# [What you need to do]
Scan the material below for the string "CAPE", and copy every line where it shows up.

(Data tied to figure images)

— begin —

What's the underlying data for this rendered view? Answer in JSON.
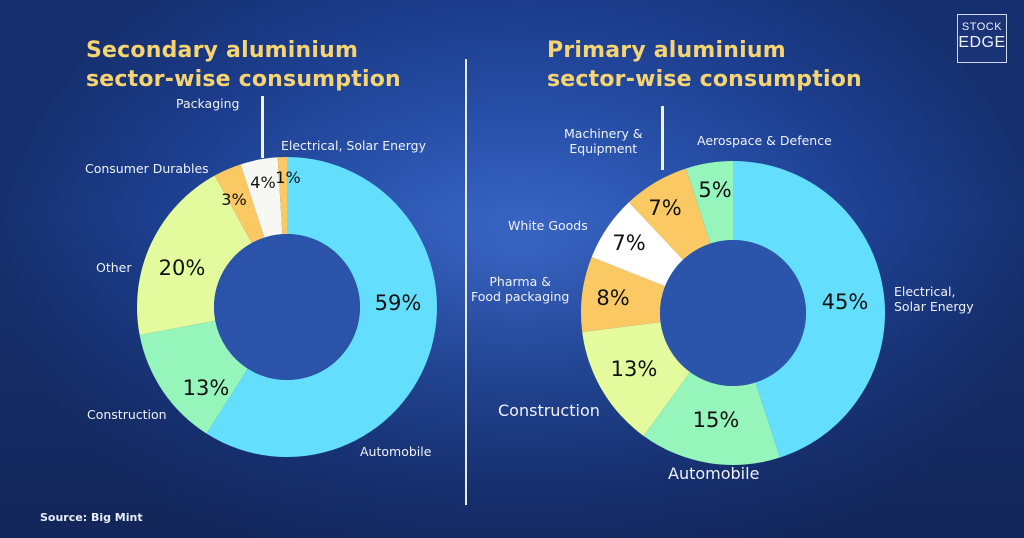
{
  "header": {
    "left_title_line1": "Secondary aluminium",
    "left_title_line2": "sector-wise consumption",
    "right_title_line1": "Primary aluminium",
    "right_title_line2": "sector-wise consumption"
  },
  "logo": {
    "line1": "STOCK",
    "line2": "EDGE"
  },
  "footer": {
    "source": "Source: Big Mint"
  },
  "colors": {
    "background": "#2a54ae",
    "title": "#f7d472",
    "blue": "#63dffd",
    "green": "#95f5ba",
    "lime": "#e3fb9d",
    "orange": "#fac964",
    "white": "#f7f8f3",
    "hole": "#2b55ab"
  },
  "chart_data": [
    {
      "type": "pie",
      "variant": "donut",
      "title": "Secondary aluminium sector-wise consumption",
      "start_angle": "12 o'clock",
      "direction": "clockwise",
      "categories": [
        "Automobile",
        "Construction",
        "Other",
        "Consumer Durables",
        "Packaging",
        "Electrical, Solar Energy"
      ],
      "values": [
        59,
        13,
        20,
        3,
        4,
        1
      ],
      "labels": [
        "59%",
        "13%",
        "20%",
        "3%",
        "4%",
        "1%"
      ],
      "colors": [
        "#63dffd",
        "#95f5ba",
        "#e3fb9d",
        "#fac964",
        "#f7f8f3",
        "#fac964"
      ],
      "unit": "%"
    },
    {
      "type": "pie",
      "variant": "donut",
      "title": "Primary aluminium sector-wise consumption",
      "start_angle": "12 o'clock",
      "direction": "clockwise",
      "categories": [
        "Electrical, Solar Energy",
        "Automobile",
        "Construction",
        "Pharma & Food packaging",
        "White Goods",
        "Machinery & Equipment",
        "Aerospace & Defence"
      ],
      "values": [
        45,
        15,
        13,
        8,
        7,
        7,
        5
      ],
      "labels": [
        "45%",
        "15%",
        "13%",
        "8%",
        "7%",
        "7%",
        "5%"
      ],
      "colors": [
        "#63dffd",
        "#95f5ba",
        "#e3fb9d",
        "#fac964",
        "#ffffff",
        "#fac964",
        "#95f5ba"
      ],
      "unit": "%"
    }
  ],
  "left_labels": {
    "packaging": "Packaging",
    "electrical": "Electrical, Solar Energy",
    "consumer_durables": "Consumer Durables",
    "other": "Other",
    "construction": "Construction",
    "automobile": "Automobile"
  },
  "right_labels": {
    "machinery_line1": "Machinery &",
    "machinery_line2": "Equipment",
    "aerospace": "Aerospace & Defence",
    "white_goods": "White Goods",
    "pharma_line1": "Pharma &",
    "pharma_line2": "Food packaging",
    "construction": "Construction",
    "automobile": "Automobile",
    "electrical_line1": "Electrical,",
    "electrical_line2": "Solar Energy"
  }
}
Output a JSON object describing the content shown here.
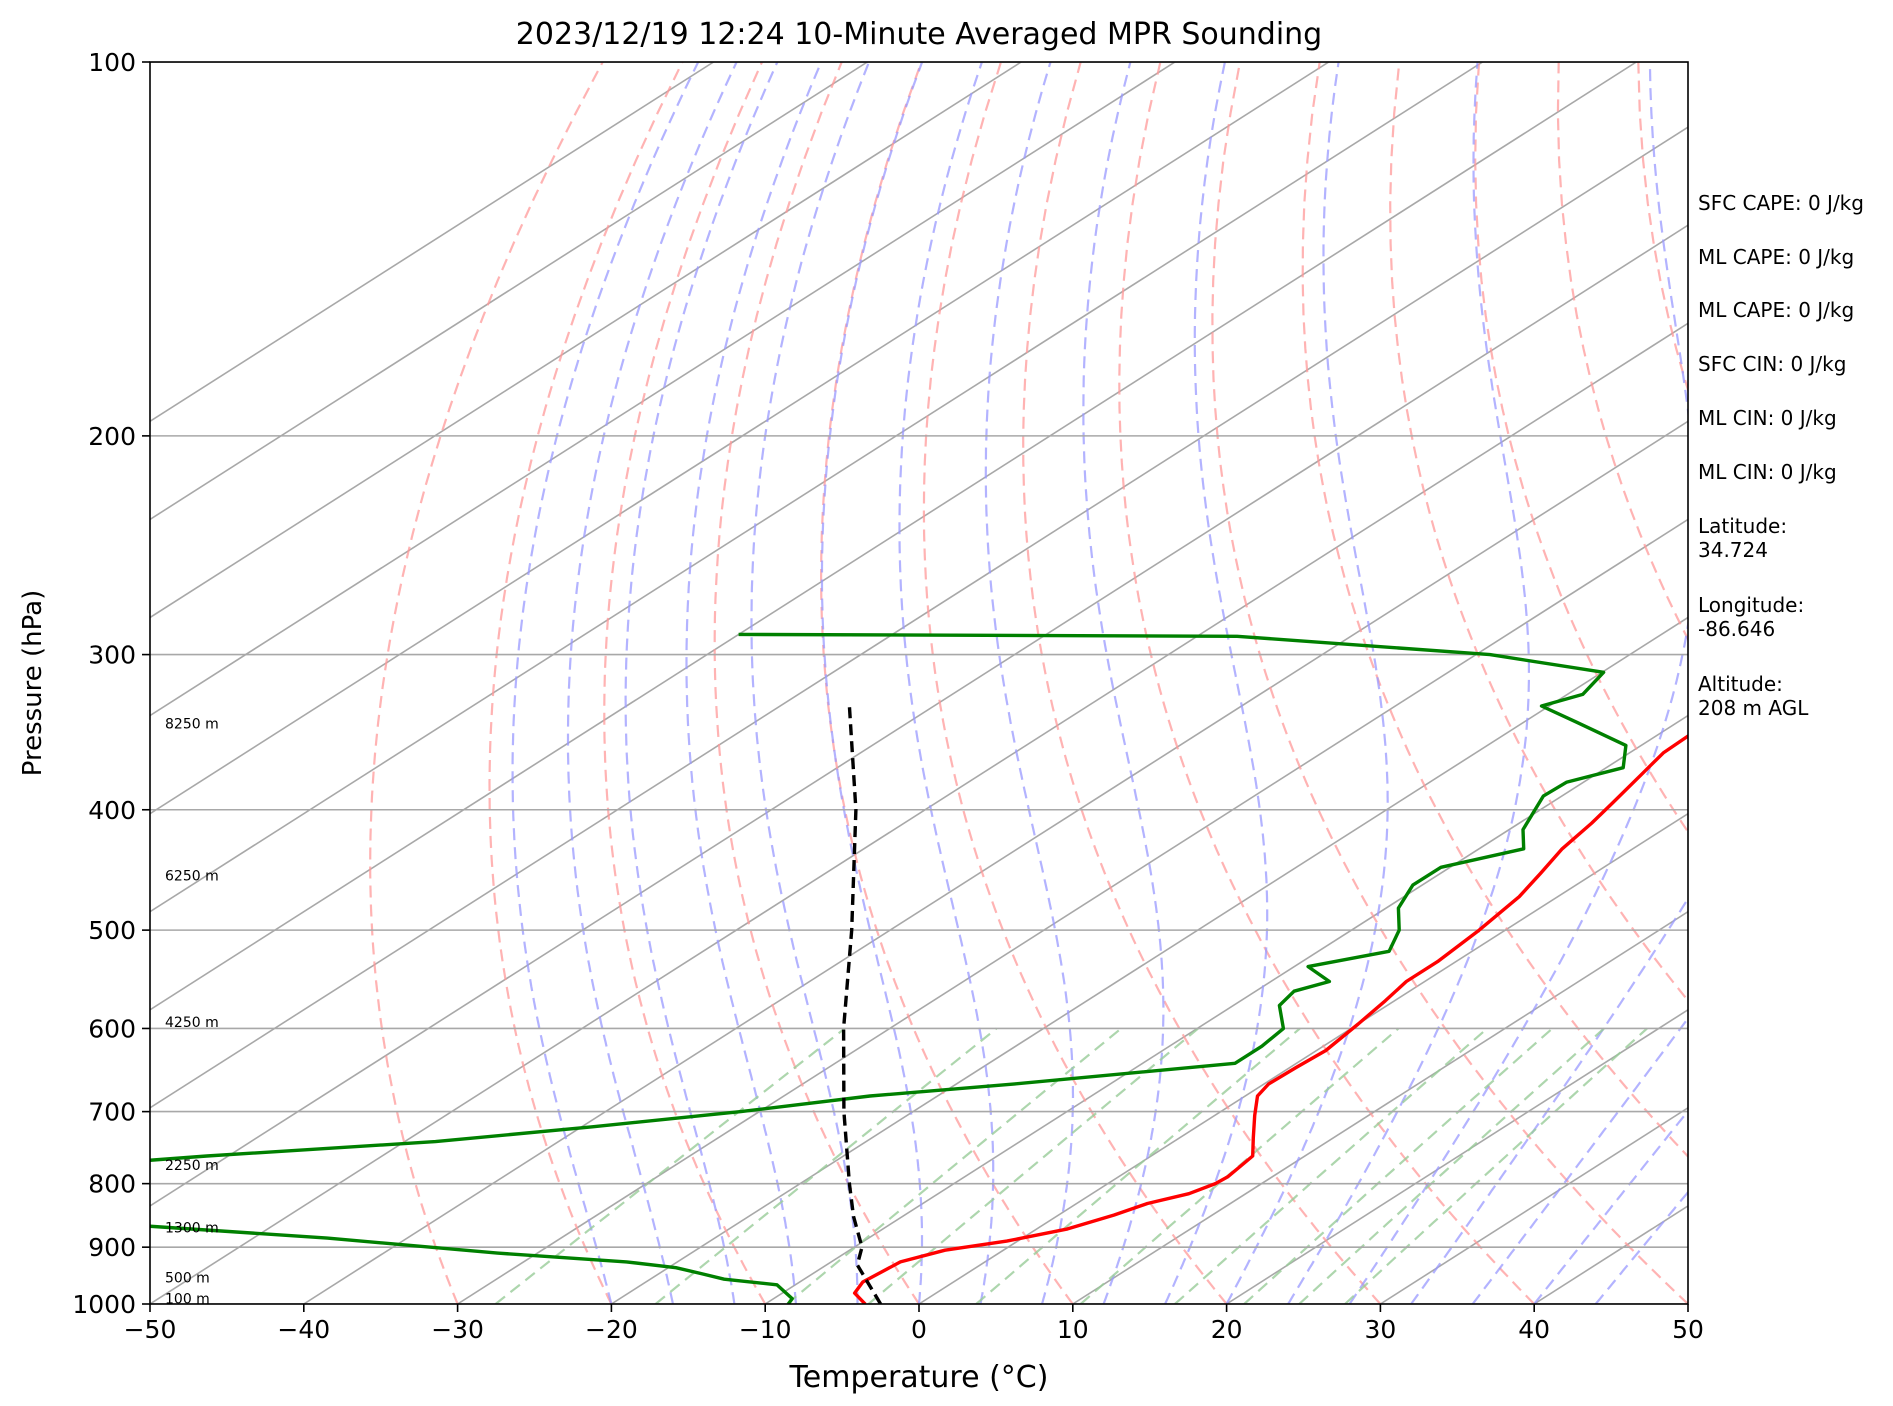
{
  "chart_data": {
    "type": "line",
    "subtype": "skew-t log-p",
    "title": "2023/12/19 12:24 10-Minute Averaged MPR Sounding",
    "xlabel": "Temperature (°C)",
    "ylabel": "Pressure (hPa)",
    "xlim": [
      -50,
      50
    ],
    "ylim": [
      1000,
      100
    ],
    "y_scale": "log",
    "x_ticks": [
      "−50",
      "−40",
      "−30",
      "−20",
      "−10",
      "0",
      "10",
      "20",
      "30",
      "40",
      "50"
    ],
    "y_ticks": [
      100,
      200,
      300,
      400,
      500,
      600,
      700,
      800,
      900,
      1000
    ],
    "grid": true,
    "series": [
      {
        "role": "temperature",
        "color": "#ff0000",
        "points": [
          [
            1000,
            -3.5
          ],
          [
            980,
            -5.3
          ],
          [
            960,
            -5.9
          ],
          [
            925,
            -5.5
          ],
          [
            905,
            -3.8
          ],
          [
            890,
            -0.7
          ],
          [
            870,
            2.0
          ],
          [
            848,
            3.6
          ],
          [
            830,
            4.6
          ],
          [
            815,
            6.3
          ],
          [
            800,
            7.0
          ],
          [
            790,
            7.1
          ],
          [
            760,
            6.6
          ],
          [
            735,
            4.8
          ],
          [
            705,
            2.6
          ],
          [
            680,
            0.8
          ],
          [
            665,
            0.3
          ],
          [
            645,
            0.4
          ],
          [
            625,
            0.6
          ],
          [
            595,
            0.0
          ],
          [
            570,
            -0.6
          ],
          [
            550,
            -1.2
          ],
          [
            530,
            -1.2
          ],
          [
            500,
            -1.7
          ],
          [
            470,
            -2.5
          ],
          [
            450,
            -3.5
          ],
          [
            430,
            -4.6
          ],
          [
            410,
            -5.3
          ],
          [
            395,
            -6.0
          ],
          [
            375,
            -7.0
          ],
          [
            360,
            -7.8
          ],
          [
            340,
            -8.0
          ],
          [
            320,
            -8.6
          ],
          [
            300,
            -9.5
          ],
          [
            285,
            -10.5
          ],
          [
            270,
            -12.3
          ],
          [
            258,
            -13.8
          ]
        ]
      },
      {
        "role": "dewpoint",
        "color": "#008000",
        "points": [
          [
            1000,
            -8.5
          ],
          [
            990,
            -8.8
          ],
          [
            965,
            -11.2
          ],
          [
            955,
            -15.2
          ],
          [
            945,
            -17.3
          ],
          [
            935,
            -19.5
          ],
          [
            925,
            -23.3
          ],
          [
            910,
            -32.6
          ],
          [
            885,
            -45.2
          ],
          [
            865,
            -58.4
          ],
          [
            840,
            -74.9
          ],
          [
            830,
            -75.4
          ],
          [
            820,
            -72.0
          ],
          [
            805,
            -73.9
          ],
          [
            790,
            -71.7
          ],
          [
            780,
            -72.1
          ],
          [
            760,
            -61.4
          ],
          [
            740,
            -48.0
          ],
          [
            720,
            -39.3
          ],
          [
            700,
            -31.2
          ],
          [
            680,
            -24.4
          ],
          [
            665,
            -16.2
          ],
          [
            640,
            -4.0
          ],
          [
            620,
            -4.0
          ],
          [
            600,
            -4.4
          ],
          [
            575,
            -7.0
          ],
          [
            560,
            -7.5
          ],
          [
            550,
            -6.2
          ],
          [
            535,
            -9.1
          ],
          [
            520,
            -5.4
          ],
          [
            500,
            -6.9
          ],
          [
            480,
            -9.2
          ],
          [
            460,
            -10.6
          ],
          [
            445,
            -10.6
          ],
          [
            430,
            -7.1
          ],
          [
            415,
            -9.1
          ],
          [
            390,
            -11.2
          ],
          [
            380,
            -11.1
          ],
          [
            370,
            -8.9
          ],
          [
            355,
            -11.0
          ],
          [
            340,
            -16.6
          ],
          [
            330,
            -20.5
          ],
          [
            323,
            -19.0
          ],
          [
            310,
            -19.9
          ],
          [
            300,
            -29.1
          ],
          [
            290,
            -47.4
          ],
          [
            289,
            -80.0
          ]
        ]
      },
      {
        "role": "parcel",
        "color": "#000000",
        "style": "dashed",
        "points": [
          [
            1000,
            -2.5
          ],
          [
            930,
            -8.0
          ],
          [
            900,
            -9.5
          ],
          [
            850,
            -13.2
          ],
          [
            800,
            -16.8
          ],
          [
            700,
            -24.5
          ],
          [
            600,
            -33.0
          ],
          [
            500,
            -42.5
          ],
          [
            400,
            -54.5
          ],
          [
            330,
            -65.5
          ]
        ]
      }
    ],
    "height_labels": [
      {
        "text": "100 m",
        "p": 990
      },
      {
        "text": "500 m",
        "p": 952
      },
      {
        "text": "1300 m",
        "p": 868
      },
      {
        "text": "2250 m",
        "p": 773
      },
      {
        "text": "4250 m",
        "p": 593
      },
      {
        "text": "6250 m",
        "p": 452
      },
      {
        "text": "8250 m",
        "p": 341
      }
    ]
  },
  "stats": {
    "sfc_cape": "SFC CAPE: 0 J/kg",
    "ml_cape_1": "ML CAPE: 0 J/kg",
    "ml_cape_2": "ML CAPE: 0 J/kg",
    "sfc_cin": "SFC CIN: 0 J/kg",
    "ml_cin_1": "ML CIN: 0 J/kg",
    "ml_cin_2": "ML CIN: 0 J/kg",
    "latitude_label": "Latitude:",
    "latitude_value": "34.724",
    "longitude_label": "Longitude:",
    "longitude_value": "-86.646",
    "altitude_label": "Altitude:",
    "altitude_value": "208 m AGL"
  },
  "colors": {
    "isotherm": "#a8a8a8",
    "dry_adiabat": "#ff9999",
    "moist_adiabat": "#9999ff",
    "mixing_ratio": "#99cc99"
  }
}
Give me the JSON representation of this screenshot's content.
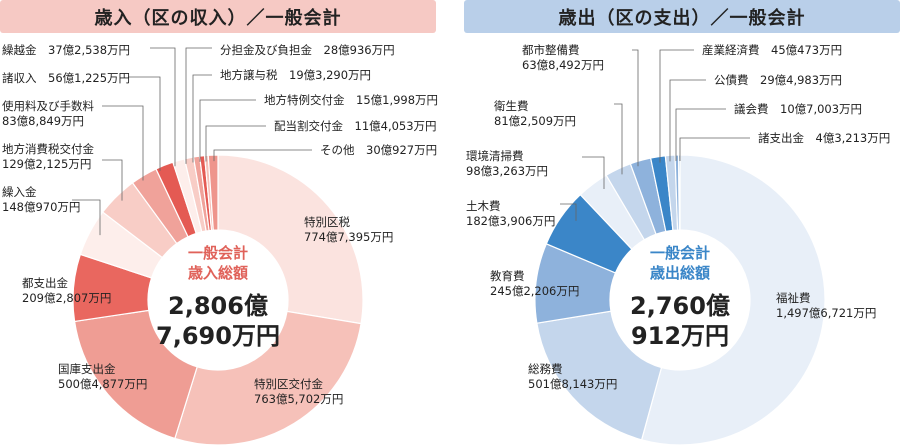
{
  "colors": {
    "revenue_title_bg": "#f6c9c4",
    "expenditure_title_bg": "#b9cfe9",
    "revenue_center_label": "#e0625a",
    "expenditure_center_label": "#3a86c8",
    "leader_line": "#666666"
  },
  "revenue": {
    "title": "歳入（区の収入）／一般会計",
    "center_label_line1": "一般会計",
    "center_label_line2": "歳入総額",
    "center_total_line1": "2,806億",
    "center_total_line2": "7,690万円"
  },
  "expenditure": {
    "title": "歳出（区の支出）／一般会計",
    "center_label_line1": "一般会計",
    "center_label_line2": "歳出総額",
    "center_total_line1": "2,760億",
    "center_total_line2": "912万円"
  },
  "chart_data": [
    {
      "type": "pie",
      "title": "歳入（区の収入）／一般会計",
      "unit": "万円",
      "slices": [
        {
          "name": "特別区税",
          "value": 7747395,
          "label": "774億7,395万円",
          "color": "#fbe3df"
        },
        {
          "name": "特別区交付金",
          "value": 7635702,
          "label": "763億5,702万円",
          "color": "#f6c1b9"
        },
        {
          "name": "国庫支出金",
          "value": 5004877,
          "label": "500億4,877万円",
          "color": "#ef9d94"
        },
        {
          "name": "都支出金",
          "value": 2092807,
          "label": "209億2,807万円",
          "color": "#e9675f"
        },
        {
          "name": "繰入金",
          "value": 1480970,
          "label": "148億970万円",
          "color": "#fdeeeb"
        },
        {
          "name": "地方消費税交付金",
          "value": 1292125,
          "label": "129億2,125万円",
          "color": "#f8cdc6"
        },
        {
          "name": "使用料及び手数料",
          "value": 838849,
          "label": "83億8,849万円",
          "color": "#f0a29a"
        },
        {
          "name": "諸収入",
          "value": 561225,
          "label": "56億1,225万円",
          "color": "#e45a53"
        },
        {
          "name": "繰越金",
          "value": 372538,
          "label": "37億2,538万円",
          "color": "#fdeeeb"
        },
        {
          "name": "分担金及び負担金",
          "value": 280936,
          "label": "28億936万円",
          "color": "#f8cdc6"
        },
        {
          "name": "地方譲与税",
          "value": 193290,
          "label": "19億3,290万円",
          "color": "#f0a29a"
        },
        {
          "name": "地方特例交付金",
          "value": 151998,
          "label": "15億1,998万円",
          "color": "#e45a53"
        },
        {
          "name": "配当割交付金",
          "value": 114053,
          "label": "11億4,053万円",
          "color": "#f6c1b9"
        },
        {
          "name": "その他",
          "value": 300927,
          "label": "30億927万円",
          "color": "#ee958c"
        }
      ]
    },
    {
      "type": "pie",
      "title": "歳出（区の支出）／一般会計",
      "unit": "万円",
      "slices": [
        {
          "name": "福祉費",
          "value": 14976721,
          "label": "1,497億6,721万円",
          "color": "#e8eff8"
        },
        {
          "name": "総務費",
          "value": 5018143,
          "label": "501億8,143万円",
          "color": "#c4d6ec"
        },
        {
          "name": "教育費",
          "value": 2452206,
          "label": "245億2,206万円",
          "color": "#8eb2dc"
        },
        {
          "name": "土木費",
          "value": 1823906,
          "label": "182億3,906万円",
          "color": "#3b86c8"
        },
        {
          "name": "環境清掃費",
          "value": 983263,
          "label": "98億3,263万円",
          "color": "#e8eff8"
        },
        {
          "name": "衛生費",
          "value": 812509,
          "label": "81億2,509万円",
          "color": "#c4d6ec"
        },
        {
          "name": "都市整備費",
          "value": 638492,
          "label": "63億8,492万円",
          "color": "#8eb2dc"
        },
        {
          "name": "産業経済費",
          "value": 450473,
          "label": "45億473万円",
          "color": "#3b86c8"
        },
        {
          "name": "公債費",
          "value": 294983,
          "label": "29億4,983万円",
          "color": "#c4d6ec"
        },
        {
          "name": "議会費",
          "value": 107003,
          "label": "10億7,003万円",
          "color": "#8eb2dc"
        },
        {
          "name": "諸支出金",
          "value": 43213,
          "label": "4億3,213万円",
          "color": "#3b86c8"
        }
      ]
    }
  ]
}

— end —

# [Solution for this exercise]
    "sfc_cape": "SFC CAPE: 0 J/kg",
    "ml_cape_1": "ML CAPE: 0 J/kg",
    "ml_cape_2": "ML CAPE: 0 J/kg",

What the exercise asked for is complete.